#### EXERCISE DETAILS
Give a verbatim copy of the lines below, minus the pictures.

***

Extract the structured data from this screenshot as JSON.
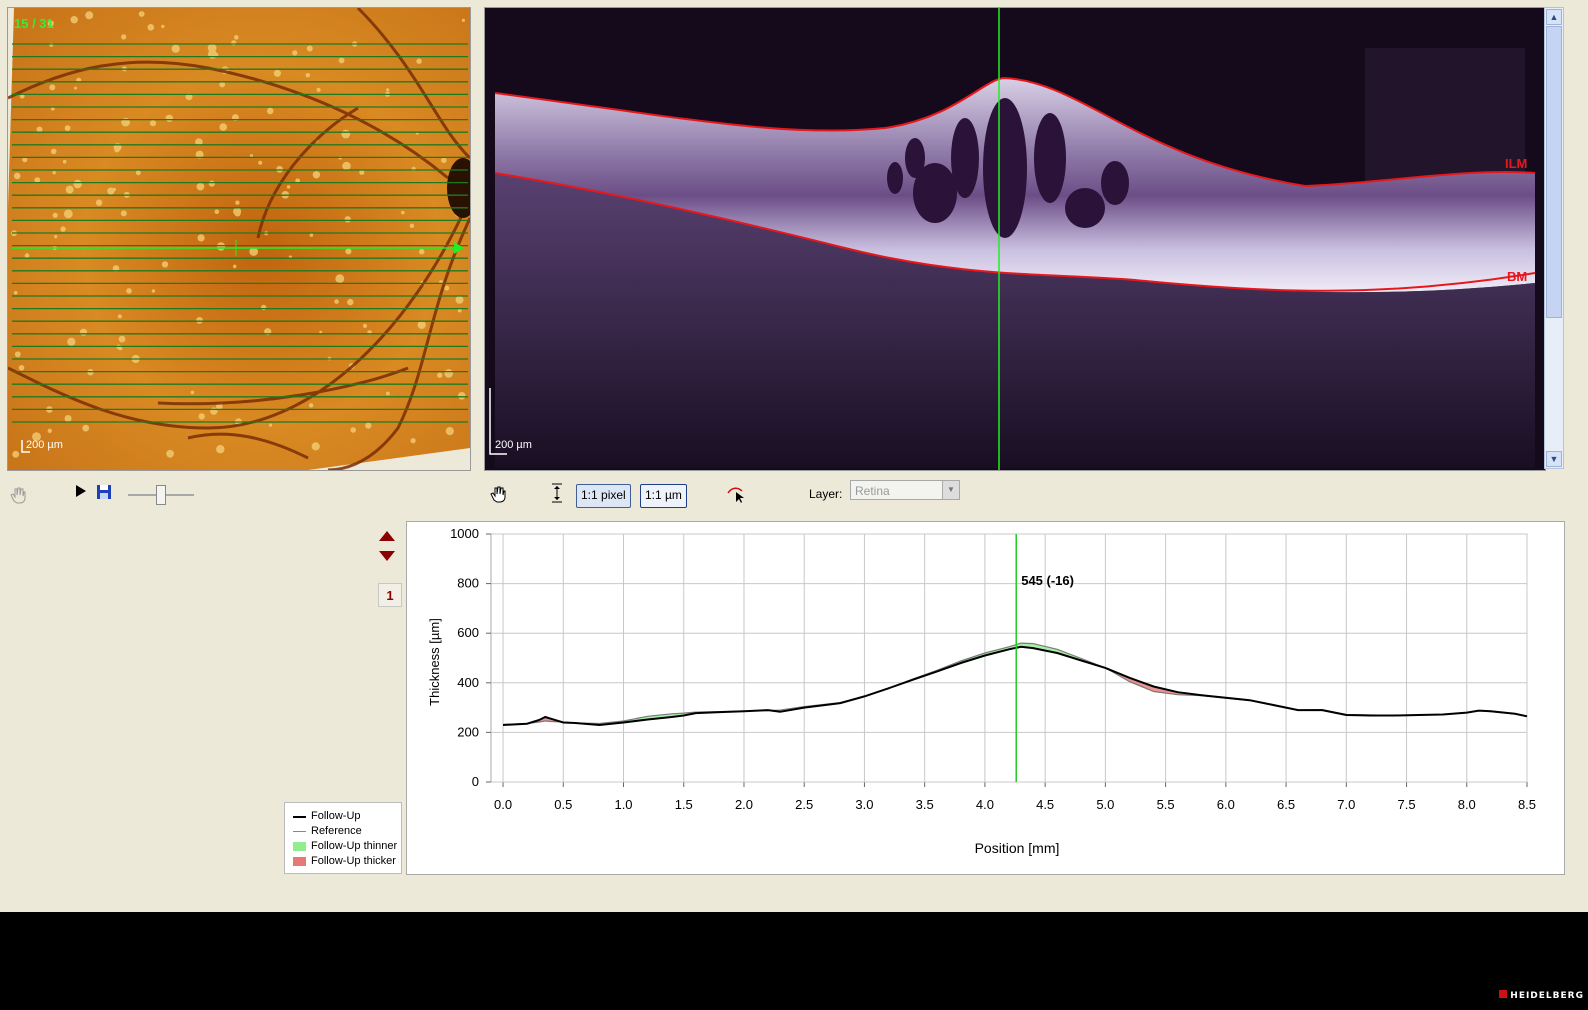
{
  "fundus": {
    "scan_index": "15 / 31",
    "scale_label": "200 µm"
  },
  "bscan": {
    "scale_label": "200 µm",
    "layer_top": "ILM",
    "layer_bottom": "BM"
  },
  "toolbar": {
    "pixel_label": "1:1 pixel",
    "um_label": "1:1 µm",
    "layer_label": "Layer:",
    "layer_value": "Retina"
  },
  "side": {
    "page_number": "1"
  },
  "legend": {
    "items": [
      "Follow-Up",
      "Reference",
      "Follow-Up thinner",
      "Follow-Up thicker"
    ]
  },
  "chart_data": {
    "type": "line",
    "xlabel": "Position [mm]",
    "ylabel": "Thickness [µm]",
    "xlim": [
      -0.1,
      8.5
    ],
    "ylim": [
      0,
      1000
    ],
    "x_ticks": [
      "0.0",
      "0.5",
      "1.0",
      "1.5",
      "2.0",
      "2.5",
      "3.0",
      "3.5",
      "4.0",
      "4.5",
      "5.0",
      "5.5",
      "6.0",
      "6.5",
      "7.0",
      "7.5",
      "8.0",
      "8.5"
    ],
    "y_ticks": [
      "0",
      "200",
      "400",
      "600",
      "800",
      "1000"
    ],
    "cursor": {
      "x": 4.26,
      "label": "545 (-16)"
    },
    "x": [
      0.0,
      0.2,
      0.3,
      0.35,
      0.4,
      0.5,
      0.6,
      0.8,
      1.0,
      1.2,
      1.4,
      1.5,
      1.6,
      1.8,
      2.0,
      2.2,
      2.3,
      2.5,
      2.8,
      3.0,
      3.2,
      3.4,
      3.6,
      3.8,
      4.0,
      4.2,
      4.3,
      4.4,
      4.6,
      4.8,
      5.0,
      5.2,
      5.4,
      5.6,
      5.8,
      6.0,
      6.2,
      6.4,
      6.6,
      6.8,
      7.0,
      7.2,
      7.4,
      7.6,
      7.8,
      8.0,
      8.1,
      8.2,
      8.4,
      8.5
    ],
    "series": [
      {
        "name": "Follow-Up",
        "color": "#000000",
        "values": [
          230,
          235,
          250,
          262,
          255,
          240,
          238,
          230,
          240,
          252,
          262,
          268,
          278,
          282,
          285,
          290,
          283,
          300,
          318,
          345,
          378,
          412,
          445,
          480,
          510,
          535,
          545,
          540,
          520,
          490,
          460,
          420,
          385,
          362,
          350,
          340,
          330,
          310,
          290,
          290,
          270,
          268,
          268,
          270,
          272,
          280,
          288,
          285,
          275,
          265
        ]
      },
      {
        "name": "Reference",
        "color": "#7a7a7a",
        "values": [
          232,
          236,
          242,
          246,
          244,
          242,
          238,
          236,
          246,
          265,
          275,
          278,
          282,
          284,
          286,
          288,
          290,
          304,
          320,
          345,
          378,
          415,
          450,
          488,
          520,
          545,
          560,
          558,
          535,
          498,
          460,
          405,
          365,
          352,
          348,
          338,
          328,
          308,
          290,
          292,
          272,
          270,
          269,
          270,
          272,
          279,
          287,
          284,
          274,
          264
        ]
      }
    ]
  }
}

***

#### COMPLETED TASK
Extract the structured data from this screenshot as JSON.
{
  "fundus": {
    "scan_index": "15 / 31",
    "scale_label": "200 µm"
  },
  "bscan": {
    "scale_label": "200 µm",
    "layer_top": "ILM",
    "layer_bottom": "BM"
  },
  "toolbar": {
    "pixel_label": "1:1 pixel",
    "um_label": "1:1 µm",
    "layer_label": "Layer:",
    "layer_value": "Retina"
  },
  "side": {
    "page_number": "1"
  },
  "legend": {
    "items": [
      "Follow-Up",
      "Reference",
      "Follow-Up thinner",
      "Follow-Up thicker"
    ]
  },
  "chart_data": {
    "type": "line",
    "xlabel": "Position [mm]",
    "ylabel": "Thickness [µm]",
    "xlim": [
      -0.1,
      8.5
    ],
    "ylim": [
      0,
      1000
    ],
    "x_ticks": [
      "0.0",
      "0.5",
      "1.0",
      "1.5",
      "2.0",
      "2.5",
      "3.0",
      "3.5",
      "4.0",
      "4.5",
      "5.0",
      "5.5",
      "6.0",
      "6.5",
      "7.0",
      "7.5",
      "8.0",
      "8.5"
    ],
    "y_ticks": [
      "0",
      "200",
      "400",
      "600",
      "800",
      "1000"
    ],
    "cursor": {
      "x": 4.26,
      "label": "545 (-16)"
    },
    "x": [
      0.0,
      0.2,
      0.3,
      0.35,
      0.4,
      0.5,
      0.6,
      0.8,
      1.0,
      1.2,
      1.4,
      1.5,
      1.6,
      1.8,
      2.0,
      2.2,
      2.3,
      2.5,
      2.8,
      3.0,
      3.2,
      3.4,
      3.6,
      3.8,
      4.0,
      4.2,
      4.3,
      4.4,
      4.6,
      4.8,
      5.0,
      5.2,
      5.4,
      5.6,
      5.8,
      6.0,
      6.2,
      6.4,
      6.6,
      6.8,
      7.0,
      7.2,
      7.4,
      7.6,
      7.8,
      8.0,
      8.1,
      8.2,
      8.4,
      8.5
    ],
    "series": [
      {
        "name": "Follow-Up",
        "color": "#000000",
        "values": [
          230,
          235,
          250,
          262,
          255,
          240,
          238,
          230,
          240,
          252,
          262,
          268,
          278,
          282,
          285,
          290,
          283,
          300,
          318,
          345,
          378,
          412,
          445,
          480,
          510,
          535,
          545,
          540,
          520,
          490,
          460,
          420,
          385,
          362,
          350,
          340,
          330,
          310,
          290,
          290,
          270,
          268,
          268,
          270,
          272,
          280,
          288,
          285,
          275,
          265
        ]
      },
      {
        "name": "Reference",
        "color": "#7a7a7a",
        "values": [
          232,
          236,
          242,
          246,
          244,
          242,
          238,
          236,
          246,
          265,
          275,
          278,
          282,
          284,
          286,
          288,
          290,
          304,
          320,
          345,
          378,
          415,
          450,
          488,
          520,
          545,
          560,
          558,
          535,
          498,
          460,
          405,
          365,
          352,
          348,
          338,
          328,
          308,
          290,
          292,
          272,
          270,
          269,
          270,
          272,
          279,
          287,
          284,
          274,
          264
        ]
      }
    ]
  }
}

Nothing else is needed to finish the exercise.